→ GIVEN TASK: Give the count of lines in the data that include "title", with no other words.

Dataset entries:
++++++

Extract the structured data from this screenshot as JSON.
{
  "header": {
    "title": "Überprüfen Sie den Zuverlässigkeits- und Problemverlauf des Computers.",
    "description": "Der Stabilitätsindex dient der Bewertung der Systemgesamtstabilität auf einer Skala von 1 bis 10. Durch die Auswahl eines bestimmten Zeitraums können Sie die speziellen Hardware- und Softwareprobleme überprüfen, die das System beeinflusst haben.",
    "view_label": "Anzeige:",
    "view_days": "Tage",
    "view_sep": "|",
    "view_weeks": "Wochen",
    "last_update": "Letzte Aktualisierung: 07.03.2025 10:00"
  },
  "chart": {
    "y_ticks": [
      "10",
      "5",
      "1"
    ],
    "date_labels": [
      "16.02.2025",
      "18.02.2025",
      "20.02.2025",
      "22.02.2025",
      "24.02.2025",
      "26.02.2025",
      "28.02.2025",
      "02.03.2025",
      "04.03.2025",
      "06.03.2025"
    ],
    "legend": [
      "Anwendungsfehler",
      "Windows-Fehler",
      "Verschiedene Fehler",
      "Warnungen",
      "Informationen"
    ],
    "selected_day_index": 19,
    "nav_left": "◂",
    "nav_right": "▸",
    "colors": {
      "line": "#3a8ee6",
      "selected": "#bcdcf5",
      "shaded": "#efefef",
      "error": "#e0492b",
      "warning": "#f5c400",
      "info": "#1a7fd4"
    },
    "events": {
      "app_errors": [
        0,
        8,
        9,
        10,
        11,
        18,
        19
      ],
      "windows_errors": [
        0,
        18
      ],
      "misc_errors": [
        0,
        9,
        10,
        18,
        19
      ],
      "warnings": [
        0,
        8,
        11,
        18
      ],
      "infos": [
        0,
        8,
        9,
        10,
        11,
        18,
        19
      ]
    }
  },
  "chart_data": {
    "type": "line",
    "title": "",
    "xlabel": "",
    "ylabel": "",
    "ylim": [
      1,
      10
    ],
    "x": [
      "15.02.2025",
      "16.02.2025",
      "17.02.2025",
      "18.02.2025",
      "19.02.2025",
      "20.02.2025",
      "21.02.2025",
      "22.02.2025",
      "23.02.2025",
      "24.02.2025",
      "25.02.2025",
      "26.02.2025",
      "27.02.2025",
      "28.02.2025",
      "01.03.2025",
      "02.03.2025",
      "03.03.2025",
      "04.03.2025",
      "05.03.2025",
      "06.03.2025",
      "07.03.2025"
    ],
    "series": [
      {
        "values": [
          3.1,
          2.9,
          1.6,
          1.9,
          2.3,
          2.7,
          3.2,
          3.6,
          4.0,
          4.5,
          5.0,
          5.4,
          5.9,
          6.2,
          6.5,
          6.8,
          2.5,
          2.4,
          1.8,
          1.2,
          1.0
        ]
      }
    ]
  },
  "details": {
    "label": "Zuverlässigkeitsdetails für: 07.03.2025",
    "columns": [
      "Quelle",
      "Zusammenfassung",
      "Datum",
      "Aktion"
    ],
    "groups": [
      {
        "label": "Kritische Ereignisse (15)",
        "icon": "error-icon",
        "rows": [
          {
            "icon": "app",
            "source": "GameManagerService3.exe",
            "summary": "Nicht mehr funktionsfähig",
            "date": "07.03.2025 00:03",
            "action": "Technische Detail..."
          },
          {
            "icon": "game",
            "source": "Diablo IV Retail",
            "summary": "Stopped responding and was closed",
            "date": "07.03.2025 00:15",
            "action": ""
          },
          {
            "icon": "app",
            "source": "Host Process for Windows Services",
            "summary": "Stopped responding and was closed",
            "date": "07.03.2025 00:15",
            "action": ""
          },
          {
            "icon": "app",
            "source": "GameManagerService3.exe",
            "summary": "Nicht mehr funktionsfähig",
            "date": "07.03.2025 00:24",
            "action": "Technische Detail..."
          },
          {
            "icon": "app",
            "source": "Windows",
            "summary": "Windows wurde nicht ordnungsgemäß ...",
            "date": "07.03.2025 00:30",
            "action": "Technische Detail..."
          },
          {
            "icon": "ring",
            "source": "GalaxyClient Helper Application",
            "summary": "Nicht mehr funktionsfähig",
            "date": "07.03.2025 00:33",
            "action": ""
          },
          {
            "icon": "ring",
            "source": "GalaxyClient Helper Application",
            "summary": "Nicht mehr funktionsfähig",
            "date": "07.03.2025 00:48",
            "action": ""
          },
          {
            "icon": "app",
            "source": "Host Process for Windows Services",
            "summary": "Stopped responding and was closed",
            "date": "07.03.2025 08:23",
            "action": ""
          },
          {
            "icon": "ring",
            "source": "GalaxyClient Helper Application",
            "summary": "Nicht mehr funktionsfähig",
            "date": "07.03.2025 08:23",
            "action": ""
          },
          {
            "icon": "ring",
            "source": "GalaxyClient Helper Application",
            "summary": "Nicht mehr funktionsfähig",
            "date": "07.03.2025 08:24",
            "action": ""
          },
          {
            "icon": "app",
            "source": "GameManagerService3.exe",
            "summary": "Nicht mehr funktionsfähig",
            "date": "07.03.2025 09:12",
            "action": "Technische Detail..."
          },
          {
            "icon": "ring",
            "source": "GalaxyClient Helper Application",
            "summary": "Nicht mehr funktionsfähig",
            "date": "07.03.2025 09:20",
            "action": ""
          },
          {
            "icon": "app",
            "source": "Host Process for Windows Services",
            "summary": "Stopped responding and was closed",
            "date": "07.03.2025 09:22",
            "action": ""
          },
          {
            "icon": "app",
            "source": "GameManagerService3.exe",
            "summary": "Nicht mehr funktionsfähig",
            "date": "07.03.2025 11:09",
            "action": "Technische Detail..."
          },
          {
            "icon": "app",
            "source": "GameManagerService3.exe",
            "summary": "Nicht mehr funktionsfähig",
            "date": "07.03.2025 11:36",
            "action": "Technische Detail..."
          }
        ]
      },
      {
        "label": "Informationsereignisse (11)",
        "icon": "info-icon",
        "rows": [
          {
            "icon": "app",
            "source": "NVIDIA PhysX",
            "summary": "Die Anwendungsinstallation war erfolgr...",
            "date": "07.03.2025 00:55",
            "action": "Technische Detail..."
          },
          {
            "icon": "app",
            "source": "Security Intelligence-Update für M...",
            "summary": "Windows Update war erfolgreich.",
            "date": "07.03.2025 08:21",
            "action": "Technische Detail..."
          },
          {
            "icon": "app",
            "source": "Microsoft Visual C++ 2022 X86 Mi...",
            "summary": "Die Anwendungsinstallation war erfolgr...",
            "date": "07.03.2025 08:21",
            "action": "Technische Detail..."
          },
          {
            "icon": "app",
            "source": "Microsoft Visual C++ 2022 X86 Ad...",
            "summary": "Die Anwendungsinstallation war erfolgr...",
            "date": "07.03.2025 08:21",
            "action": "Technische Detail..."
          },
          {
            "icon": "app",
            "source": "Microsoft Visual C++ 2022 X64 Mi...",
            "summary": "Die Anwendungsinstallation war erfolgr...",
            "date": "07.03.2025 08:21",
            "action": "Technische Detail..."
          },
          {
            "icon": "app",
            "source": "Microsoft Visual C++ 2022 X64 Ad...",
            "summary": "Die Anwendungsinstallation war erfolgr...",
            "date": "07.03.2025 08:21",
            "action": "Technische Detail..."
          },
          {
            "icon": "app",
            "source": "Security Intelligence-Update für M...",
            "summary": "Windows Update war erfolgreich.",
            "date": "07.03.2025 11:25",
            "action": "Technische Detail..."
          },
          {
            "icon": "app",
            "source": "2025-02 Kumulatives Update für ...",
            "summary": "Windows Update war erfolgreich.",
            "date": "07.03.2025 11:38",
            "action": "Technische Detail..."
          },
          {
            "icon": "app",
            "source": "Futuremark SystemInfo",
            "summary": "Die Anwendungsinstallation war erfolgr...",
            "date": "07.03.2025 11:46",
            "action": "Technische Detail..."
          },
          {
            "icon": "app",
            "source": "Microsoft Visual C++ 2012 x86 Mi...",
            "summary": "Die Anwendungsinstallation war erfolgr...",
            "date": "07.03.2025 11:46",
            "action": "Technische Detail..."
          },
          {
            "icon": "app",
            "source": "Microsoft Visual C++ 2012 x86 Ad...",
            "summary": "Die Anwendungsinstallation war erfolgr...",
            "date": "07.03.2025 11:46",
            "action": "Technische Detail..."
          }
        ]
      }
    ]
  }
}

++++++

→ FULL RESPONSE: 2